### Given instruction
Give only the number of lines in these records that contain the word "ingresos".

### Record list
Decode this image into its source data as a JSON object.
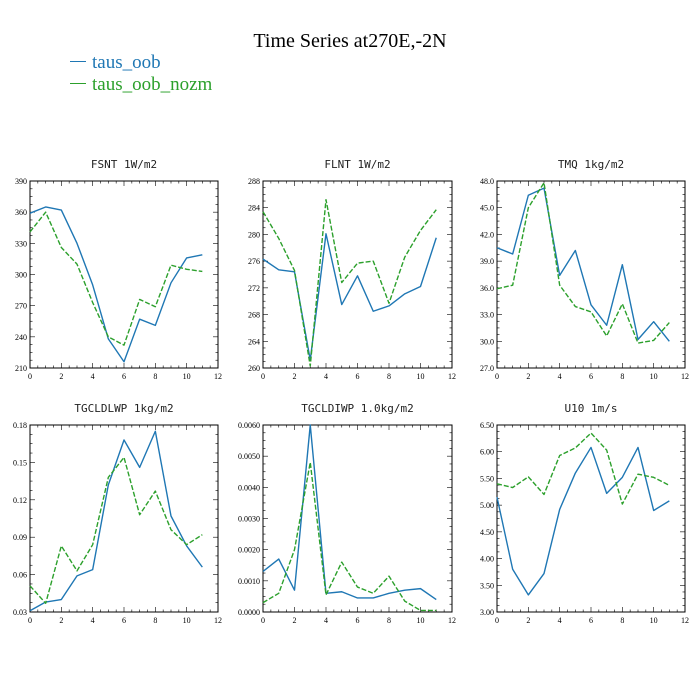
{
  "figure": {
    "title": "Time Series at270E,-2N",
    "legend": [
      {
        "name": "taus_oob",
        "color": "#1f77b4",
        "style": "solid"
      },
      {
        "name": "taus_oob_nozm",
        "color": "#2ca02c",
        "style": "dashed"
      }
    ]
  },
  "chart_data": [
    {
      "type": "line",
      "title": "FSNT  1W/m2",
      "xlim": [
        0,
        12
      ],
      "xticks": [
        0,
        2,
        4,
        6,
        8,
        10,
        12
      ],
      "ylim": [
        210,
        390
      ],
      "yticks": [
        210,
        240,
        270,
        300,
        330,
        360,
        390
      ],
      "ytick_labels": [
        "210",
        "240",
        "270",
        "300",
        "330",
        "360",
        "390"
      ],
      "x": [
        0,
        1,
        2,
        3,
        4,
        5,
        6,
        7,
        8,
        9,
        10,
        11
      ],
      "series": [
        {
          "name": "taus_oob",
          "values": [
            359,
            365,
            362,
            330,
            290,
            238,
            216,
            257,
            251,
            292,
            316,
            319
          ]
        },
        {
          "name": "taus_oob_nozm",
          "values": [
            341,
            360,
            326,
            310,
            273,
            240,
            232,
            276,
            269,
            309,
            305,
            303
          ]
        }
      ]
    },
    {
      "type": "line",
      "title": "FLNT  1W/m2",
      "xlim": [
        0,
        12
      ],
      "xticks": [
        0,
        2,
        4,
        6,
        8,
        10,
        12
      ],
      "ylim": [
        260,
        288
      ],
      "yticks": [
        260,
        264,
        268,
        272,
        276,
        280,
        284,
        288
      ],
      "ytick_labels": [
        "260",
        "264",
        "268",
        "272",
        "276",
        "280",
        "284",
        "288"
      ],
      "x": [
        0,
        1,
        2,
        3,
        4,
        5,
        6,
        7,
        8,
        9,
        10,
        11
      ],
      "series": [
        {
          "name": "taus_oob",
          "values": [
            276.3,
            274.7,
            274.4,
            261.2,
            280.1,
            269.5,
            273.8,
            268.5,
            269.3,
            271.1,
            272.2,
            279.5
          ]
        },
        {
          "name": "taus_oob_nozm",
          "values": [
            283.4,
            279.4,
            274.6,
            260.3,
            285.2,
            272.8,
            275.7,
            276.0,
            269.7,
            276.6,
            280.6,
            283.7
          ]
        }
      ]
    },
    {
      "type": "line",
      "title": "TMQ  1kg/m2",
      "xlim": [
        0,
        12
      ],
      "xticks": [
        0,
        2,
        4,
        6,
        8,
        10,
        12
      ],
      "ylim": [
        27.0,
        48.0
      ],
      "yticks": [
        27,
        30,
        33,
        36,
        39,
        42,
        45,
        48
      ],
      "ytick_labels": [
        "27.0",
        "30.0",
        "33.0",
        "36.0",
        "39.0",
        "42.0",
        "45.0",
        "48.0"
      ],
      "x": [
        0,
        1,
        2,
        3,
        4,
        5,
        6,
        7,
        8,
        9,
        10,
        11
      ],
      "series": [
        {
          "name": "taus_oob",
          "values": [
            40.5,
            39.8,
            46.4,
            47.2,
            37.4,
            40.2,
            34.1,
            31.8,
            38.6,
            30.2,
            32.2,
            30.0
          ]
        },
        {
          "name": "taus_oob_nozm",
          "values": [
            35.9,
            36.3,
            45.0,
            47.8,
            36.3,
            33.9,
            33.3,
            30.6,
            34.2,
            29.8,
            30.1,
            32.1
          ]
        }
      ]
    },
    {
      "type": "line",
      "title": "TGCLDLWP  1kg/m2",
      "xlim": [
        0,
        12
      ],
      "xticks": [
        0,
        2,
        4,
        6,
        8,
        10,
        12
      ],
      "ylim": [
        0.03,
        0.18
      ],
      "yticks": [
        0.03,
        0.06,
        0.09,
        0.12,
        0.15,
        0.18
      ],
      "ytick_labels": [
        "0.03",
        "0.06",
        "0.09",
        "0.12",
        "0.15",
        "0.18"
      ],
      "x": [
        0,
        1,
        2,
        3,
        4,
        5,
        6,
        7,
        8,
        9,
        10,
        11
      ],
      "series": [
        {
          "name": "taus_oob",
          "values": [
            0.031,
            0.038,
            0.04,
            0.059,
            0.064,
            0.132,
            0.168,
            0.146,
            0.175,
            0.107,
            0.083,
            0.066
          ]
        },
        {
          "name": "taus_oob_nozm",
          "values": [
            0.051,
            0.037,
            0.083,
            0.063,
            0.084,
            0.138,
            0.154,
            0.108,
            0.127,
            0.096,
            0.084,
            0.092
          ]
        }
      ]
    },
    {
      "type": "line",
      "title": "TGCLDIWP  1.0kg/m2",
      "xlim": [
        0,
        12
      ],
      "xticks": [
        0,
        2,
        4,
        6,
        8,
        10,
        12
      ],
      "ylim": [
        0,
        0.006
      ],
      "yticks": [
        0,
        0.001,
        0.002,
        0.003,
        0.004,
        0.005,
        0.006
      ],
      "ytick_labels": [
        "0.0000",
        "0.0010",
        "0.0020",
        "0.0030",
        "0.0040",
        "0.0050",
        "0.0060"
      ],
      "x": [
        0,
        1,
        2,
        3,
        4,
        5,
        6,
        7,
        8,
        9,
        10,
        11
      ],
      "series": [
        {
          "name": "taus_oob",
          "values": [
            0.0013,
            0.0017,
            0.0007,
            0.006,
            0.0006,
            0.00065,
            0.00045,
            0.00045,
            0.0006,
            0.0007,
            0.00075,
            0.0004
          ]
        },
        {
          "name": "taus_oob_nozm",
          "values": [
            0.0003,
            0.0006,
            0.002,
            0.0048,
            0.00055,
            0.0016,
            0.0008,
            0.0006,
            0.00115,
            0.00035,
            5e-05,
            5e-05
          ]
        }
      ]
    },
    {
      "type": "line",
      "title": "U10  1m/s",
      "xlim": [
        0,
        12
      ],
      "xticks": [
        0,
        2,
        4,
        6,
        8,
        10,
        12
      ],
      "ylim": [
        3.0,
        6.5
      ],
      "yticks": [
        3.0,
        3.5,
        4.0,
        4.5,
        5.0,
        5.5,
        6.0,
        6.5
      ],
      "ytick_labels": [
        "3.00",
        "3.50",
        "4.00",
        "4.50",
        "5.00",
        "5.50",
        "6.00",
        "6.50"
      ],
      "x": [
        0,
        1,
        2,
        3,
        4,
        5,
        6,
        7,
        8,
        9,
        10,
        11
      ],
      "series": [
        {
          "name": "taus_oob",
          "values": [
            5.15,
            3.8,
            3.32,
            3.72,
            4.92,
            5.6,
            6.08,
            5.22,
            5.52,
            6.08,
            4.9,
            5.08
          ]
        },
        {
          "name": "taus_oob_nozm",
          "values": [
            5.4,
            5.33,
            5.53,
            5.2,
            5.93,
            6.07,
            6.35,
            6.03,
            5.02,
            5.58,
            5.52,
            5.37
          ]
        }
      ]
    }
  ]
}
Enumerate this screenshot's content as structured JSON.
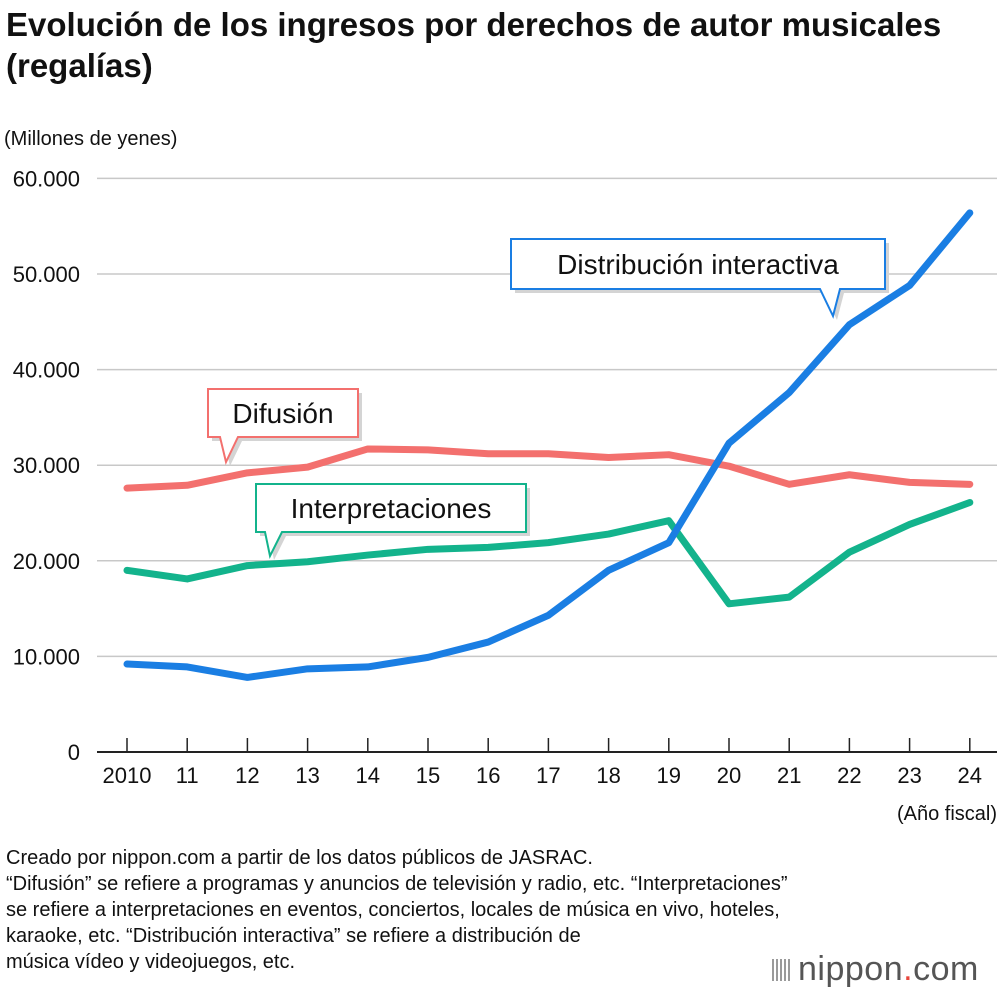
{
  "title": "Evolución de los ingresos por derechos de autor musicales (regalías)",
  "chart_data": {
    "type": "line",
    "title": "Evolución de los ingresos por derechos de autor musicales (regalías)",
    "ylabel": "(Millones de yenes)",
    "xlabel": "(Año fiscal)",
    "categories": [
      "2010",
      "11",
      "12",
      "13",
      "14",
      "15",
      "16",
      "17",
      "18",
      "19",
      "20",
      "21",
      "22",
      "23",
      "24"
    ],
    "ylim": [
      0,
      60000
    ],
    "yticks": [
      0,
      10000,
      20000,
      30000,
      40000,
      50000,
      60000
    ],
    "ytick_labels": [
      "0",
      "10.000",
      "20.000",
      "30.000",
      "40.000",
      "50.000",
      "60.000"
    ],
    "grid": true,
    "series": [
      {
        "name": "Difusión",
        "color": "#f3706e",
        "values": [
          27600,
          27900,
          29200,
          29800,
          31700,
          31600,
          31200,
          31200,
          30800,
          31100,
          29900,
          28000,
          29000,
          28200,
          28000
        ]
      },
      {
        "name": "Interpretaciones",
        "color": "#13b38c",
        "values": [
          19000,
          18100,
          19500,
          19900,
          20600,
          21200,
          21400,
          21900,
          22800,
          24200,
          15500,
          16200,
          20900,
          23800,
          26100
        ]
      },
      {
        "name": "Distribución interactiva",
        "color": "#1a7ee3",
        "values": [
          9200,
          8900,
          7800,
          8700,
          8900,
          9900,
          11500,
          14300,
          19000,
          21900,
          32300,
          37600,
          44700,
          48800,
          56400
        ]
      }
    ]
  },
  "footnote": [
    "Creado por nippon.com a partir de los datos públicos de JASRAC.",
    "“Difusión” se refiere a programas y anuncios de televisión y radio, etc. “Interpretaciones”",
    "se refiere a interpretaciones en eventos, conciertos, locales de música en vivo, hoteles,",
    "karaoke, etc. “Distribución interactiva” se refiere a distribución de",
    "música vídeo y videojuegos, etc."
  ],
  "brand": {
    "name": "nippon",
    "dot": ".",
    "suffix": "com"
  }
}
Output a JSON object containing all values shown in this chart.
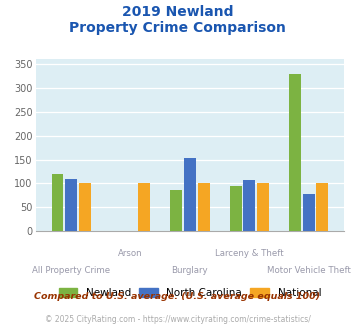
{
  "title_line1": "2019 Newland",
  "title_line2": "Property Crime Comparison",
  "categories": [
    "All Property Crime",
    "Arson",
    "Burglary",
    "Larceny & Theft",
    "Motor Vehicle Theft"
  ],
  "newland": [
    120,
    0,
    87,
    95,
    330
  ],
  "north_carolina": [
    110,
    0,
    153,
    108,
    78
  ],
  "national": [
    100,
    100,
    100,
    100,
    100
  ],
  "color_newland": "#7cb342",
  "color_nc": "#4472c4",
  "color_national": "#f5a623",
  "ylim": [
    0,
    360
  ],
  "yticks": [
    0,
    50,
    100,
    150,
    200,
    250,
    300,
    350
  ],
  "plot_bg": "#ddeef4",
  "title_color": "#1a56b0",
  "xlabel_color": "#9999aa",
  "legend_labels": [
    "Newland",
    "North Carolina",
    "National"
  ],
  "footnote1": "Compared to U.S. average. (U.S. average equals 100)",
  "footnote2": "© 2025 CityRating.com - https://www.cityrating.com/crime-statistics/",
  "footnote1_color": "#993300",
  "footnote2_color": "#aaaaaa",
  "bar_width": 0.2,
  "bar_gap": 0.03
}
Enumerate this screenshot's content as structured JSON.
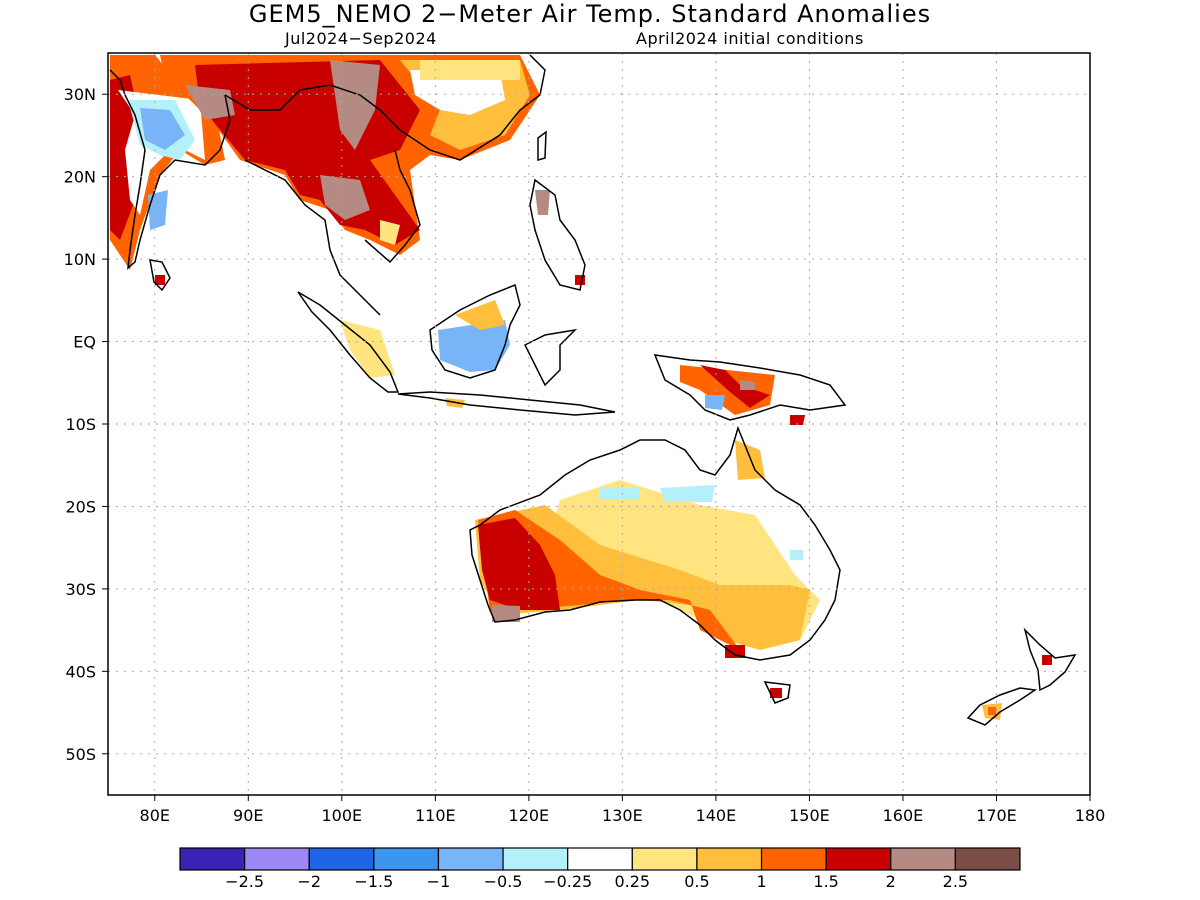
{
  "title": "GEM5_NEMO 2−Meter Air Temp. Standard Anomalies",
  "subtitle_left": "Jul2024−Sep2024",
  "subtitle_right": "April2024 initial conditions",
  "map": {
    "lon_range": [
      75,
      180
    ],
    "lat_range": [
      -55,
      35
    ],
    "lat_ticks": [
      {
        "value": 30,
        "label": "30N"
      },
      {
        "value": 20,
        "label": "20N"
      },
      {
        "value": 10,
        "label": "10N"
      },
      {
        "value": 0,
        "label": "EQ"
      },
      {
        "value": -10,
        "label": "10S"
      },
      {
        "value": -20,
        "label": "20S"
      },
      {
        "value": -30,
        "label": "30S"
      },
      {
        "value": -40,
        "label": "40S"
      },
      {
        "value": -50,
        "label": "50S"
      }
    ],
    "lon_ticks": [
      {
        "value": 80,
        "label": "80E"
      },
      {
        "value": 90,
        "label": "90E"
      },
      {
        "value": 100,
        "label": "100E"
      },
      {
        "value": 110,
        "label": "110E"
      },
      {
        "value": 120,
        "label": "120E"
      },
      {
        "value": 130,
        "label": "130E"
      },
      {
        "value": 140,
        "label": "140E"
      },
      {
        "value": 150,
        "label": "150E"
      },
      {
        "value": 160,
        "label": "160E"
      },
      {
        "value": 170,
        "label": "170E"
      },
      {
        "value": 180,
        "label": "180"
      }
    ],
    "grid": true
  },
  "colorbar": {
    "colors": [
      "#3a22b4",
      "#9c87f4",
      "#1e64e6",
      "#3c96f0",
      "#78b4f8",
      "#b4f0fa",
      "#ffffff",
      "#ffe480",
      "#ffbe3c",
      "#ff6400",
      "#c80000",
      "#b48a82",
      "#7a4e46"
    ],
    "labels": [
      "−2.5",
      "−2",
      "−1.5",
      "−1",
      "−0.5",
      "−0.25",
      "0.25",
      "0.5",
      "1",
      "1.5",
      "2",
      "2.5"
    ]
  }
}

### Result
2